----- Source document

An online presence instead of a physical storefront can save you from additional expenses like rent and utilities. But, there are certain taxes that online businesses can’t escape. As the owner of a U.S.-based ecommerce store, you need to understand your tax liabilities.
Follow internet business tax laws to stay compliant with applicable government agencies, like the IRS and your state. If you don’t pay taxes, you could end up with penalties, fees, or even a shut business. Understanding your tax responsibilities can free you up to focus on all the other pieces of running your business, so avoid getting bogged down with stress and unnecessary headaches about taxes.
Types of taxes for online businesses
When you start an ecommerce business, you must follow the same rules as any new small business owner. It can be helpful to have a conversation with a tax or accounting professional to help you make sure that you understand your full tax obligations, but here are the different business taxes you might need to know about:
You must pay estimated taxes and employment taxes the same way as a business with a physical storefront. Estimated taxes cover taxes like income and self-employment. As a business owner, you will probably be required to pay estimated taxes, unless you receive a salary and have taxes withheld on your behalf.
You can use the estimated tax worksheet from the Form 1040-ES instructions to determine your tax liability and to see if estimated payments are required. Estimated taxes are separate from sales tax and employment taxes. You pay estimated taxes from your income.

----------
----- Given information

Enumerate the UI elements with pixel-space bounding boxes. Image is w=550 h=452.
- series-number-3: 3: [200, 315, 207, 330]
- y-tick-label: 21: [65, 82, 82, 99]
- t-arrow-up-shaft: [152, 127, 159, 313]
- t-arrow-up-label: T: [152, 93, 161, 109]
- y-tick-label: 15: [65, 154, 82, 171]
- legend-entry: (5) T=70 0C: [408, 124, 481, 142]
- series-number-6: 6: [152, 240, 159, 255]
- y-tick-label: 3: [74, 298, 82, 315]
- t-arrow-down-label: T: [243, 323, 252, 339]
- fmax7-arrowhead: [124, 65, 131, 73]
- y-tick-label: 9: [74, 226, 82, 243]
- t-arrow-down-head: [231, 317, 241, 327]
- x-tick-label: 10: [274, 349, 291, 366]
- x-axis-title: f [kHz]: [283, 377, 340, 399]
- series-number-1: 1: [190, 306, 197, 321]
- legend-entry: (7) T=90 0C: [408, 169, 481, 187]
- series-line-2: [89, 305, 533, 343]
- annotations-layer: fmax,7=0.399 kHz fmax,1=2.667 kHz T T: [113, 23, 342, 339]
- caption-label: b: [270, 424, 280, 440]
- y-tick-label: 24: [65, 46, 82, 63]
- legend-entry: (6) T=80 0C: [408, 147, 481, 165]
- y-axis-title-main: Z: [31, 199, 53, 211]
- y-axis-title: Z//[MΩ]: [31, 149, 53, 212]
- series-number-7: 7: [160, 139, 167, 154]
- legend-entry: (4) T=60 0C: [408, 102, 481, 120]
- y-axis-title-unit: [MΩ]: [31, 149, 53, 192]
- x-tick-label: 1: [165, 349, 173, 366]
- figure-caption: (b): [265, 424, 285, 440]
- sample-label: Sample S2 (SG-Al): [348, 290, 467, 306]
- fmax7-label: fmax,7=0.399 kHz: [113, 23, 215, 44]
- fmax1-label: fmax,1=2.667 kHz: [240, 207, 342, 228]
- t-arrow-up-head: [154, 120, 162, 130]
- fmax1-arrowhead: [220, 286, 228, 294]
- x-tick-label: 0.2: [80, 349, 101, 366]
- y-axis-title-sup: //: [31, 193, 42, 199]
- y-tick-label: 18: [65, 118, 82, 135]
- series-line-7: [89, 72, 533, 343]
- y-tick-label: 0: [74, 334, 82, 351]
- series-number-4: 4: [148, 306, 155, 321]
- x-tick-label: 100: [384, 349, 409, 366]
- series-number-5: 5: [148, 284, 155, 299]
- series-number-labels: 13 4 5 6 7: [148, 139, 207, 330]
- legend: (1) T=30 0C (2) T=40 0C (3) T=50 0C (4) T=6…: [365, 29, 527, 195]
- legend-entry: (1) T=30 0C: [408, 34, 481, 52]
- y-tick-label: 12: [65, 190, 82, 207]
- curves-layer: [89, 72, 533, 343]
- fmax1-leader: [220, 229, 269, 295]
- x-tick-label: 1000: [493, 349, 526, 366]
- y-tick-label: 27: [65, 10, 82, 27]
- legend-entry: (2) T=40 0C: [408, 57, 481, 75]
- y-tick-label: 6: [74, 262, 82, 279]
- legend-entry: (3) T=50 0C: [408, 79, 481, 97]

----------

> **Task 1**:
According to the text on online business taxes, what could happen to an online business owner who doesn't pay taxes? List every consequence it names.
> **Task 2**:
Please quote the text on online business taxes from "Follow internet business" up to and including "headaches about taxes.".
The records have no connection to the text on online business taxes.

> **Result 1**:
- Penalties
- Fees
- A shut business

> **Result 2**:
Follow internet business tax laws to stay compliant with applicable government agencies, like the IRS and your state. If you don’t pay taxes, you could end up with penalties, fees, or even a shut business. Understanding your tax responsibilities can free you up to focus on all the other pieces of running your business, so avoid getting bogged down with stress and unnecessary headaches about taxes.